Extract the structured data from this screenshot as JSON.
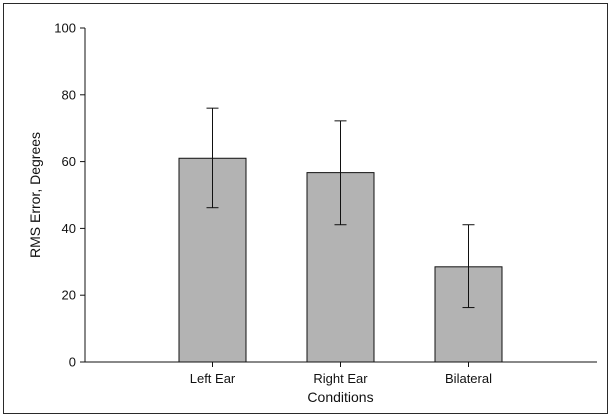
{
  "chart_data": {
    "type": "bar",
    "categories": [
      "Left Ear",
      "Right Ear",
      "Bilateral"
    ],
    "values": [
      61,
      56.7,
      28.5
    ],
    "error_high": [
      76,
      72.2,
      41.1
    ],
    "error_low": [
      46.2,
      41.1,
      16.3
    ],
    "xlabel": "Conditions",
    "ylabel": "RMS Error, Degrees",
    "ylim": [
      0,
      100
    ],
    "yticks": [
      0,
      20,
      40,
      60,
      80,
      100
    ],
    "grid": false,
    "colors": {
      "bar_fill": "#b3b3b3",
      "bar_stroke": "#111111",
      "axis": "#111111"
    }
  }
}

___

Leaving out the pictures, repeat the data above exactly.

Solution to this problem
Extract the structured data from this screenshot as JSON.
{
  "chart_data": {
    "type": "bar",
    "categories": [
      "Left Ear",
      "Right Ear",
      "Bilateral"
    ],
    "values": [
      61,
      56.7,
      28.5
    ],
    "error_high": [
      76,
      72.2,
      41.1
    ],
    "error_low": [
      46.2,
      41.1,
      16.3
    ],
    "xlabel": "Conditions",
    "ylabel": "RMS Error, Degrees",
    "ylim": [
      0,
      100
    ],
    "yticks": [
      0,
      20,
      40,
      60,
      80,
      100
    ],
    "grid": false,
    "colors": {
      "bar_fill": "#b3b3b3",
      "bar_stroke": "#111111",
      "axis": "#111111"
    }
  }
}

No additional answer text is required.